[Records from a dataset]
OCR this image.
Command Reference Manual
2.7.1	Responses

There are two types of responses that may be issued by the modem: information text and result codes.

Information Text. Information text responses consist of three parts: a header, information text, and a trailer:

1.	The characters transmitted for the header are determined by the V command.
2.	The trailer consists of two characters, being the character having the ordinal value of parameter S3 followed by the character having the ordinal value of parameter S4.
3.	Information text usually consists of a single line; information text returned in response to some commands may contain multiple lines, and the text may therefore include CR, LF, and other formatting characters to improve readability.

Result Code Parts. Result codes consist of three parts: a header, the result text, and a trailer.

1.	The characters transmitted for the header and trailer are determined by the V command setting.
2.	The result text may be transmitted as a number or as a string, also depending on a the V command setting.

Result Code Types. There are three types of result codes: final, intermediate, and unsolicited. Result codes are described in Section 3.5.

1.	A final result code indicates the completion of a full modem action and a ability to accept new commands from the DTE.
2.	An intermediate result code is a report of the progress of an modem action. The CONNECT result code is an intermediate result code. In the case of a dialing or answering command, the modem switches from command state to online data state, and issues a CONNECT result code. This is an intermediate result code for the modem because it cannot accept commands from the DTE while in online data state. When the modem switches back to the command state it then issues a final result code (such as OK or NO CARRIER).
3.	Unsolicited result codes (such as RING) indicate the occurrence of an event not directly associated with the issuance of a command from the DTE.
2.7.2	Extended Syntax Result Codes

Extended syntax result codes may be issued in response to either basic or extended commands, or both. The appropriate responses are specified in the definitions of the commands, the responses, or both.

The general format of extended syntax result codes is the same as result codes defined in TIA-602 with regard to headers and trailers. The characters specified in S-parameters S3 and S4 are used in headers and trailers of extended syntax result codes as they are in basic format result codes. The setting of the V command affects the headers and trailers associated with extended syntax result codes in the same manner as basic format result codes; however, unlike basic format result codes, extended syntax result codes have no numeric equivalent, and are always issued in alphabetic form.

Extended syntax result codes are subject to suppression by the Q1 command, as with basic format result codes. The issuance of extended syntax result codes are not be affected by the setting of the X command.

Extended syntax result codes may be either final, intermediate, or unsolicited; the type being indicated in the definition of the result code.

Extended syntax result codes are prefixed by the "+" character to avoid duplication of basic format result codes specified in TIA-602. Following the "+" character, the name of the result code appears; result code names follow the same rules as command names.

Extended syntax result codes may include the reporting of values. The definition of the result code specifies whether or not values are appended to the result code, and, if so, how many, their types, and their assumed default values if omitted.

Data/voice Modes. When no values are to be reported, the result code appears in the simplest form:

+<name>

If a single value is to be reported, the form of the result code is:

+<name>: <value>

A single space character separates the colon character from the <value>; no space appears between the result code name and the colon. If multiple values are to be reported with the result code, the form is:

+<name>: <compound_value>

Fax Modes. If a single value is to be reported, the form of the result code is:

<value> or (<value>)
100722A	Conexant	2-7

→ Work required
Retype the records in full. Keep every line identical to the original.

→ Answer to this problem
OCR this image.
Command Reference Manual
2.7.1	Responses

There are two types of responses that may be issued by the modem: information text and result codes.

Information Text. Information text responses consist of three parts: a header, information text, and a trailer:

1.	The characters transmitted for the header are determined by the V command.
2.	The trailer consists of two characters, being the character having the ordinal value of parameter S3 followed by the character having the ordinal value of parameter S4.
3.	Information text usually consists of a single line; information text returned in response to some commands may contain multiple lines, and the text may therefore include CR, LF, and other formatting characters to improve readability.

Result Code Parts. Result codes consist of three parts: a header, the result text, and a trailer.

1.	The characters transmitted for the header and trailer are determined by the V command setting.
2.	The result text may be transmitted as a number or as a string, also depending on a the V command setting.

Result Code Types. There are three types of result codes: final, intermediate, and unsolicited. Result codes are described in Section 3.5.

1.	A final result code indicates the completion of a full modem action and a ability to accept new commands from the DTE.
2.	An intermediate result code is a report of the progress of an modem action. The CONNECT result code is an intermediate result code. In the case of a dialing or answering command, the modem switches from command state to online data state, and issues a CONNECT result code. This is an intermediate result code for the modem because it cannot accept commands from the DTE while in online data state. When the modem switches back to the command state it then issues a final result code (such as OK or NO CARRIER).
3.	Unsolicited result codes (such as RING) indicate the occurrence of an event not directly associated with the issuance of a command from the DTE.
2.7.2	Extended Syntax Result Codes

Extended syntax result codes may be issued in response to either basic or extended commands, or both. The appropriate responses are specified in the definitions of the commands, the responses, or both.

The general format of extended syntax result codes is the same as result codes defined in TIA-602 with regard to headers and trailers. The characters specified in S-parameters S3 and S4 are used in headers and trailers of extended syntax result codes as they are in basic format result codes. The setting of the V command affects the headers and trailers associated with extended syntax result codes in the same manner as basic format result codes; however, unlike basic format result codes, extended syntax result codes have no numeric equivalent, and are always issued in alphabetic form.

Extended syntax result codes are subject to suppression by the Q1 command, as with basic format result codes. The issuance of extended syntax result codes are not be affected by the setting of the X command.

Extended syntax result codes may be either final, intermediate, or unsolicited; the type being indicated in the definition of the result code.

Extended syntax result codes are prefixed by the "+" character to avoid duplication of basic format result codes specified in TIA-602. Following the "+" character, the name of the result code appears; result code names follow the same rules as command names.

Extended syntax result codes may include the reporting of values. The definition of the result code specifies whether or not values are appended to the result code, and, if so, how many, their types, and their assumed default values if omitted.

Data/voice Modes. When no values are to be reported, the result code appears in the simplest form:

+<name>

If a single value is to be reported, the form of the result code is:

+<name>: <value>

A single space character separates the colon character from the <value>; no space appears between the result code name and the colon. If multiple values are to be reported with the result code, the form is:

+<name>: <compound_value>

Fax Modes. If a single value is to be reported, the form of the result code is:

<value> or (<value>)
100722A	Conexant	2-7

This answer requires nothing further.